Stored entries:
--- START ---
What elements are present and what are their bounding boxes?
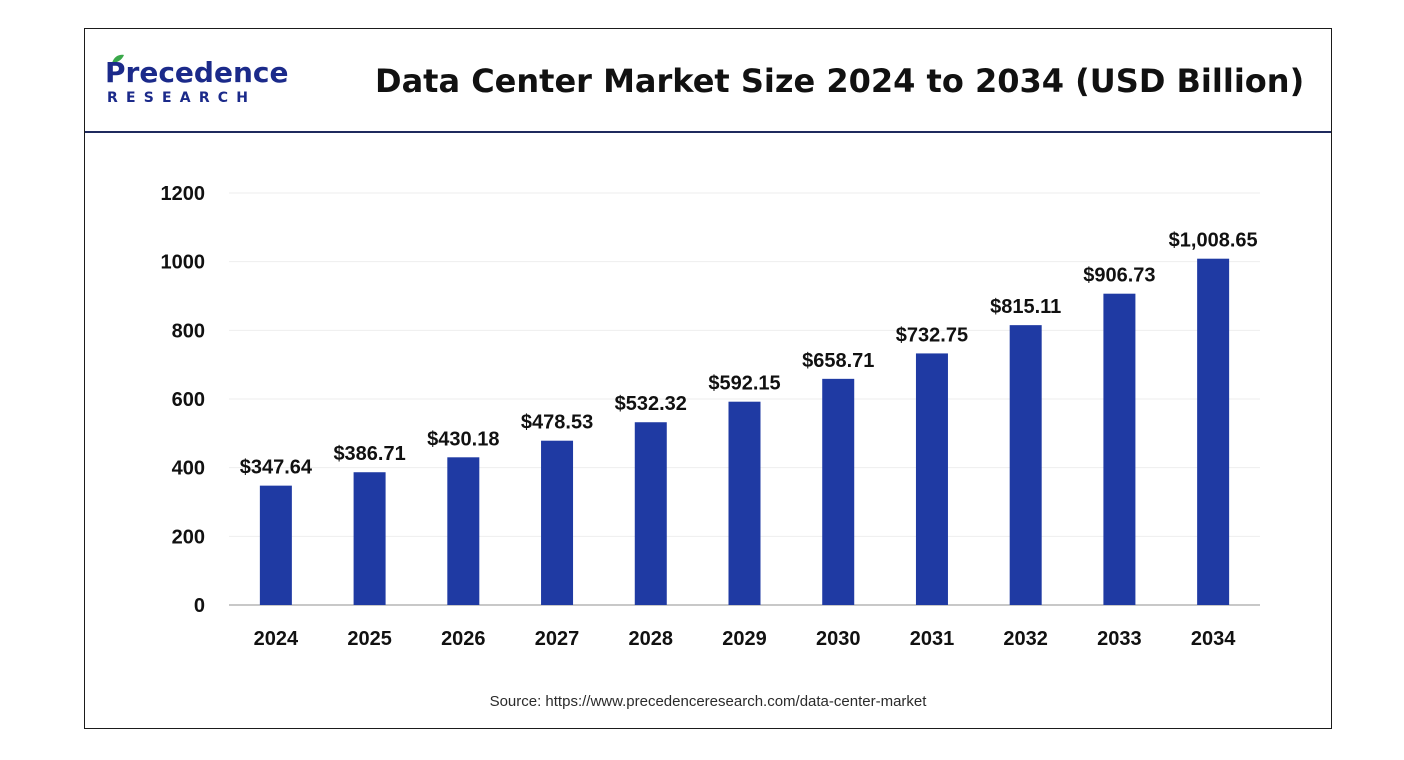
data-label-2031: $732.75 — [896, 324, 968, 346]
data-label-2033: $906.73 — [1083, 265, 1155, 287]
bar-2033 — [1103, 293, 1136, 605]
bar-2031 — [915, 353, 948, 605]
x-tick-label-2032: 2032 — [1003, 628, 1048, 650]
source-note: Source: https://www.precedenceresearch.c… — [489, 693, 927, 710]
y-tick-label: 0 — [194, 595, 205, 617]
x-tick-label-2025: 2025 — [347, 628, 392, 650]
x-tick-label-2034: 2034 — [1191, 628, 1236, 650]
y-tick-label: 200 — [172, 526, 205, 548]
y-tick-label: 600 — [172, 389, 205, 411]
bar-2024 — [259, 485, 292, 605]
y-tick-label: 1200 — [161, 183, 206, 205]
logo-wordmark: Precedence — [105, 56, 289, 89]
bar-2030 — [822, 378, 855, 605]
x-tick-label-2029: 2029 — [722, 628, 767, 650]
bar-2029 — [728, 401, 761, 605]
x-tick-label-2024: 2024 — [254, 628, 299, 650]
bars — [259, 258, 1230, 605]
y-tick-label: 800 — [172, 320, 205, 342]
data-label-2024: $347.64 — [240, 457, 313, 479]
data-labels: $347.64 $386.71 $430.18 $478.53 $532.32 $592.… — [240, 230, 1258, 479]
data-label-2025: $386.71 — [333, 443, 405, 465]
leaf-icon — [112, 54, 124, 63]
x-tick-label-2027: 2027 — [535, 628, 580, 650]
bar-2032 — [1009, 325, 1042, 605]
data-label-2028: $532.32 — [615, 393, 687, 415]
logo-subtext: RESEARCH — [107, 90, 257, 106]
y-axis-ticks: 0 200 400 600 800 1000 1200 — [161, 183, 206, 617]
bar-2027 — [541, 440, 574, 605]
bar-chart: 0 200 400 600 800 1000 1200 $347.64 $386.71 $430… — [161, 183, 1260, 650]
data-label-2026: $430.18 — [427, 428, 499, 450]
x-tick-label-2026: 2026 — [441, 628, 486, 650]
y-tick-label: 1000 — [161, 252, 206, 274]
bar-2026 — [447, 457, 480, 605]
chart-frame: Precedence RESEARCH Data Center Market S… — [84, 28, 1332, 729]
data-label-2027: $478.53 — [521, 412, 593, 434]
x-tick-label-2031: 2031 — [910, 628, 955, 650]
data-label-2034: $1,008.65 — [1169, 230, 1258, 252]
data-label-2029: $592.15 — [708, 373, 780, 395]
y-tick-label: 400 — [172, 458, 205, 480]
chart-header: Precedence RESEARCH Data Center Market S… — [85, 29, 1331, 133]
bar-2028 — [634, 422, 667, 605]
chart-title: Data Center Market Size 2024 to 2034 (US… — [375, 62, 1305, 100]
data-label-2030: $658.71 — [802, 350, 874, 372]
x-tick-label-2033: 2033 — [1097, 628, 1142, 650]
x-axis-ticks: 2024 2025 2026 2027 2028 2029 2030 2031 2032 2033… — [254, 628, 1237, 650]
precedence-research-logo: Precedence RESEARCH — [105, 54, 295, 109]
x-tick-label-2030: 2030 — [816, 628, 861, 650]
bar-2034 — [1197, 258, 1230, 605]
x-tick-label-2028: 2028 — [629, 628, 674, 650]
data-label-2032: $815.11 — [990, 296, 1061, 318]
bar-2025 — [353, 472, 386, 605]
grid-lines — [229, 192, 1260, 606]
--- END ---
Your objective:
Echo every line of the records above verbatim, omitting the pictures.

Exercise answer:
What elements are present and what are their bounding boxes?
data-label-2031: $732.75 — [896, 324, 968, 346]
data-label-2033: $906.73 — [1083, 265, 1155, 287]
bar-2033 — [1103, 293, 1136, 605]
bar-2031 — [915, 353, 948, 605]
x-tick-label-2032: 2032 — [1003, 628, 1048, 650]
source-note: Source: https://www.precedenceresearch.c… — [489, 693, 927, 710]
y-tick-label: 0 — [194, 595, 205, 617]
x-tick-label-2025: 2025 — [347, 628, 392, 650]
x-tick-label-2034: 2034 — [1191, 628, 1236, 650]
y-tick-label: 200 — [172, 526, 205, 548]
y-tick-label: 600 — [172, 389, 205, 411]
bar-2024 — [259, 485, 292, 605]
y-tick-label: 1200 — [161, 183, 206, 205]
logo-wordmark: Precedence — [105, 56, 289, 89]
bar-2030 — [822, 378, 855, 605]
x-tick-label-2029: 2029 — [722, 628, 767, 650]
bar-2029 — [728, 401, 761, 605]
x-tick-label-2024: 2024 — [254, 628, 299, 650]
bars — [259, 258, 1230, 605]
y-tick-label: 800 — [172, 320, 205, 342]
data-label-2024: $347.64 — [240, 457, 313, 479]
data-labels: $347.64 $386.71 $430.18 $478.53 $532.32 $592.… — [240, 230, 1258, 479]
data-label-2025: $386.71 — [333, 443, 405, 465]
leaf-icon — [112, 54, 124, 63]
x-tick-label-2027: 2027 — [535, 628, 580, 650]
bar-2032 — [1009, 325, 1042, 605]
data-label-2028: $532.32 — [615, 393, 687, 415]
logo-subtext: RESEARCH — [107, 90, 257, 106]
y-axis-ticks: 0 200 400 600 800 1000 1200 — [161, 183, 206, 617]
bar-2027 — [541, 440, 574, 605]
bar-chart: 0 200 400 600 800 1000 1200 $347.64 $386.71 $430… — [161, 183, 1260, 650]
data-label-2026: $430.18 — [427, 428, 499, 450]
x-tick-label-2026: 2026 — [441, 628, 486, 650]
y-tick-label: 1000 — [161, 252, 206, 274]
bar-2026 — [447, 457, 480, 605]
chart-frame: Precedence RESEARCH Data Center Market S… — [84, 28, 1332, 729]
data-label-2027: $478.53 — [521, 412, 593, 434]
x-tick-label-2031: 2031 — [910, 628, 955, 650]
data-label-2034: $1,008.65 — [1169, 230, 1258, 252]
data-label-2029: $592.15 — [708, 373, 780, 395]
y-tick-label: 400 — [172, 458, 205, 480]
chart-header: Precedence RESEARCH Data Center Market S… — [85, 29, 1331, 133]
bar-2028 — [634, 422, 667, 605]
chart-title: Data Center Market Size 2024 to 2034 (US… — [375, 62, 1305, 100]
data-label-2030: $658.71 — [802, 350, 874, 372]
x-tick-label-2033: 2033 — [1097, 628, 1142, 650]
x-axis-ticks: 2024 2025 2026 2027 2028 2029 2030 2031 2032 2033… — [254, 628, 1237, 650]
precedence-research-logo: Precedence RESEARCH — [105, 54, 295, 109]
x-tick-label-2030: 2030 — [816, 628, 861, 650]
bar-2034 — [1197, 258, 1230, 605]
x-tick-label-2028: 2028 — [629, 628, 674, 650]
data-label-2032: $815.11 — [990, 296, 1061, 318]
bar-2025 — [353, 472, 386, 605]
grid-lines — [229, 192, 1260, 606]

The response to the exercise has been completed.